(Figure collection entries)
────────────────────────────────────────

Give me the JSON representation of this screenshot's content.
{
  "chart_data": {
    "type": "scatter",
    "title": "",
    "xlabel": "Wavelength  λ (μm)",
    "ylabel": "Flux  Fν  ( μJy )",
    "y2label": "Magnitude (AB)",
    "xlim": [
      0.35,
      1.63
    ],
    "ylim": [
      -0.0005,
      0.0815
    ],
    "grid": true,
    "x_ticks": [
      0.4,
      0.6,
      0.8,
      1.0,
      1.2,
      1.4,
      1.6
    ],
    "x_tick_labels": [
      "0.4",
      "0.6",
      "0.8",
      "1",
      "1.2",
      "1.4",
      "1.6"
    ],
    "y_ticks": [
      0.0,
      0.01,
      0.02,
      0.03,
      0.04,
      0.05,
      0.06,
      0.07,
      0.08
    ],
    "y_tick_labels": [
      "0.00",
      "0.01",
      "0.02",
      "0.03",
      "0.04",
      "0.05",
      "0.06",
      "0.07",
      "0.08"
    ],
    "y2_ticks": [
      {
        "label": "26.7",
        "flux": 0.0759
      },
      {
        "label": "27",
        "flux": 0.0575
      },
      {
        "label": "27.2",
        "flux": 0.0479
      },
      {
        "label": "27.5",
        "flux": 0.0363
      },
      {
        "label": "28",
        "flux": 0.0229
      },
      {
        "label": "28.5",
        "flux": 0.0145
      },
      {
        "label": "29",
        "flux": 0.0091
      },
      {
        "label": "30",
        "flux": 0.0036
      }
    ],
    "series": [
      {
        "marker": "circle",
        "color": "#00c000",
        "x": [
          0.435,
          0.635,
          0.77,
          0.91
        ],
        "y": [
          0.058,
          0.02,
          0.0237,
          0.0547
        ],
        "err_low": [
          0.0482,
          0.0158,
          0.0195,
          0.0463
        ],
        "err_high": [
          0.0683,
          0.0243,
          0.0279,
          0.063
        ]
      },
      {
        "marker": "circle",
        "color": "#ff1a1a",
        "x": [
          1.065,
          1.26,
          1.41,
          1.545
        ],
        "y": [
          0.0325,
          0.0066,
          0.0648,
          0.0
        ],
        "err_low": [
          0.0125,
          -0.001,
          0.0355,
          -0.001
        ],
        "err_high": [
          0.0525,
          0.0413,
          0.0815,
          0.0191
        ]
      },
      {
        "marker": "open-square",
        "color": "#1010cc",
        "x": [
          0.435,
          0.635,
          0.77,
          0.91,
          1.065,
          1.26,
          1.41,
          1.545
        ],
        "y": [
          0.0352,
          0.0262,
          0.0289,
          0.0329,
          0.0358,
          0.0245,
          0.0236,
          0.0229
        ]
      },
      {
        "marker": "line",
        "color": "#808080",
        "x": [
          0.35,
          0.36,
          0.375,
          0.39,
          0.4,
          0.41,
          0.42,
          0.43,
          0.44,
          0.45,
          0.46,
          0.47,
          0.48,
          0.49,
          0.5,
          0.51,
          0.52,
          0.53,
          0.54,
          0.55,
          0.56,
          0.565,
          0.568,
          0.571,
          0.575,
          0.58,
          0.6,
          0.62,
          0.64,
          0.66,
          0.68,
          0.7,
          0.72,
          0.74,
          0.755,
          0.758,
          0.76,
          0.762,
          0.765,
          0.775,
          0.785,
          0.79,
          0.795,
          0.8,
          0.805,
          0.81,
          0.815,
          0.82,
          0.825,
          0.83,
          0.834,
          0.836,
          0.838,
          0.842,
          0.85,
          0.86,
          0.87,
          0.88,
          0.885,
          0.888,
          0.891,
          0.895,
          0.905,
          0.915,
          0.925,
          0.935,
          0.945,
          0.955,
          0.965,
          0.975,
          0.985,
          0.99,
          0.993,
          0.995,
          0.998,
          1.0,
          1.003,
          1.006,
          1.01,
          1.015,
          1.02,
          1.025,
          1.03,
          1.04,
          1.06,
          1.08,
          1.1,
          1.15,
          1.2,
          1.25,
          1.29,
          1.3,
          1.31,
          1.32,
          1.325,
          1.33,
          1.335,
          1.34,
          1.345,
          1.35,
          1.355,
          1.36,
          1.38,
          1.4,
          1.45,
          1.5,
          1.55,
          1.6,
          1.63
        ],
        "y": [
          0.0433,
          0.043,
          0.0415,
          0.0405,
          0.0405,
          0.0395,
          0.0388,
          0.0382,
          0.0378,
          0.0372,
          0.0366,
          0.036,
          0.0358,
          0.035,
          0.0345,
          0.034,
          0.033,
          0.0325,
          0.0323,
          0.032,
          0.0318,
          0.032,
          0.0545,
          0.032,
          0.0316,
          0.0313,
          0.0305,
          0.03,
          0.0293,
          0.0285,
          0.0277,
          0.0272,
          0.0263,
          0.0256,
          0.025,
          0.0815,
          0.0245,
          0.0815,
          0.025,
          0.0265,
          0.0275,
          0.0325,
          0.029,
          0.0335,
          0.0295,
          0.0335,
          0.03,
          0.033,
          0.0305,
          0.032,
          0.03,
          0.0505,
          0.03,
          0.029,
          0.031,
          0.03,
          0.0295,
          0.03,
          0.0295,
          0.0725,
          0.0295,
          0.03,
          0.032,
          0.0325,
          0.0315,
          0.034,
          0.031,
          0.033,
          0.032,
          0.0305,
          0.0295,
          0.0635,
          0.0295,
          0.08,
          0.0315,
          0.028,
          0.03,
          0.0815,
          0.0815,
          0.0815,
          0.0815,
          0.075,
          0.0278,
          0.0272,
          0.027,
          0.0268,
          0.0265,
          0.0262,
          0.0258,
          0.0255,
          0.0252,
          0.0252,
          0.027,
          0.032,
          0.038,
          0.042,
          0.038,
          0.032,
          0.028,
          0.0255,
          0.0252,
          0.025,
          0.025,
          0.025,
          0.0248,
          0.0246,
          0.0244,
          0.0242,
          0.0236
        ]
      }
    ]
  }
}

────────────────────────────────────────

Each entry above is to be printed again exactly.

Give me the JSON representation of this screenshot's content.
{
  "chart_data": {
    "type": "scatter",
    "title": "",
    "xlabel": "Wavelength  λ (μm)",
    "ylabel": "Flux  Fν  ( μJy )",
    "y2label": "Magnitude (AB)",
    "xlim": [
      0.35,
      1.63
    ],
    "ylim": [
      -0.0005,
      0.0815
    ],
    "grid": true,
    "x_ticks": [
      0.4,
      0.6,
      0.8,
      1.0,
      1.2,
      1.4,
      1.6
    ],
    "x_tick_labels": [
      "0.4",
      "0.6",
      "0.8",
      "1",
      "1.2",
      "1.4",
      "1.6"
    ],
    "y_ticks": [
      0.0,
      0.01,
      0.02,
      0.03,
      0.04,
      0.05,
      0.06,
      0.07,
      0.08
    ],
    "y_tick_labels": [
      "0.00",
      "0.01",
      "0.02",
      "0.03",
      "0.04",
      "0.05",
      "0.06",
      "0.07",
      "0.08"
    ],
    "y2_ticks": [
      {
        "label": "26.7",
        "flux": 0.0759
      },
      {
        "label": "27",
        "flux": 0.0575
      },
      {
        "label": "27.2",
        "flux": 0.0479
      },
      {
        "label": "27.5",
        "flux": 0.0363
      },
      {
        "label": "28",
        "flux": 0.0229
      },
      {
        "label": "28.5",
        "flux": 0.0145
      },
      {
        "label": "29",
        "flux": 0.0091
      },
      {
        "label": "30",
        "flux": 0.0036
      }
    ],
    "series": [
      {
        "marker": "circle",
        "color": "#00c000",
        "x": [
          0.435,
          0.635,
          0.77,
          0.91
        ],
        "y": [
          0.058,
          0.02,
          0.0237,
          0.0547
        ],
        "err_low": [
          0.0482,
          0.0158,
          0.0195,
          0.0463
        ],
        "err_high": [
          0.0683,
          0.0243,
          0.0279,
          0.063
        ]
      },
      {
        "marker": "circle",
        "color": "#ff1a1a",
        "x": [
          1.065,
          1.26,
          1.41,
          1.545
        ],
        "y": [
          0.0325,
          0.0066,
          0.0648,
          0.0
        ],
        "err_low": [
          0.0125,
          -0.001,
          0.0355,
          -0.001
        ],
        "err_high": [
          0.0525,
          0.0413,
          0.0815,
          0.0191
        ]
      },
      {
        "marker": "open-square",
        "color": "#1010cc",
        "x": [
          0.435,
          0.635,
          0.77,
          0.91,
          1.065,
          1.26,
          1.41,
          1.545
        ],
        "y": [
          0.0352,
          0.0262,
          0.0289,
          0.0329,
          0.0358,
          0.0245,
          0.0236,
          0.0229
        ]
      },
      {
        "marker": "line",
        "color": "#808080",
        "x": [
          0.35,
          0.36,
          0.375,
          0.39,
          0.4,
          0.41,
          0.42,
          0.43,
          0.44,
          0.45,
          0.46,
          0.47,
          0.48,
          0.49,
          0.5,
          0.51,
          0.52,
          0.53,
          0.54,
          0.55,
          0.56,
          0.565,
          0.568,
          0.571,
          0.575,
          0.58,
          0.6,
          0.62,
          0.64,
          0.66,
          0.68,
          0.7,
          0.72,
          0.74,
          0.755,
          0.758,
          0.76,
          0.762,
          0.765,
          0.775,
          0.785,
          0.79,
          0.795,
          0.8,
          0.805,
          0.81,
          0.815,
          0.82,
          0.825,
          0.83,
          0.834,
          0.836,
          0.838,
          0.842,
          0.85,
          0.86,
          0.87,
          0.88,
          0.885,
          0.888,
          0.891,
          0.895,
          0.905,
          0.915,
          0.925,
          0.935,
          0.945,
          0.955,
          0.965,
          0.975,
          0.985,
          0.99,
          0.993,
          0.995,
          0.998,
          1.0,
          1.003,
          1.006,
          1.01,
          1.015,
          1.02,
          1.025,
          1.03,
          1.04,
          1.06,
          1.08,
          1.1,
          1.15,
          1.2,
          1.25,
          1.29,
          1.3,
          1.31,
          1.32,
          1.325,
          1.33,
          1.335,
          1.34,
          1.345,
          1.35,
          1.355,
          1.36,
          1.38,
          1.4,
          1.45,
          1.5,
          1.55,
          1.6,
          1.63
        ],
        "y": [
          0.0433,
          0.043,
          0.0415,
          0.0405,
          0.0405,
          0.0395,
          0.0388,
          0.0382,
          0.0378,
          0.0372,
          0.0366,
          0.036,
          0.0358,
          0.035,
          0.0345,
          0.034,
          0.033,
          0.0325,
          0.0323,
          0.032,
          0.0318,
          0.032,
          0.0545,
          0.032,
          0.0316,
          0.0313,
          0.0305,
          0.03,
          0.0293,
          0.0285,
          0.0277,
          0.0272,
          0.0263,
          0.0256,
          0.025,
          0.0815,
          0.0245,
          0.0815,
          0.025,
          0.0265,
          0.0275,
          0.0325,
          0.029,
          0.0335,
          0.0295,
          0.0335,
          0.03,
          0.033,
          0.0305,
          0.032,
          0.03,
          0.0505,
          0.03,
          0.029,
          0.031,
          0.03,
          0.0295,
          0.03,
          0.0295,
          0.0725,
          0.0295,
          0.03,
          0.032,
          0.0325,
          0.0315,
          0.034,
          0.031,
          0.033,
          0.032,
          0.0305,
          0.0295,
          0.0635,
          0.0295,
          0.08,
          0.0315,
          0.028,
          0.03,
          0.0815,
          0.0815,
          0.0815,
          0.0815,
          0.075,
          0.0278,
          0.0272,
          0.027,
          0.0268,
          0.0265,
          0.0262,
          0.0258,
          0.0255,
          0.0252,
          0.0252,
          0.027,
          0.032,
          0.038,
          0.042,
          0.038,
          0.032,
          0.028,
          0.0255,
          0.0252,
          0.025,
          0.025,
          0.025,
          0.0248,
          0.0246,
          0.0244,
          0.0242,
          0.0236
        ]
      }
    ]
  }
}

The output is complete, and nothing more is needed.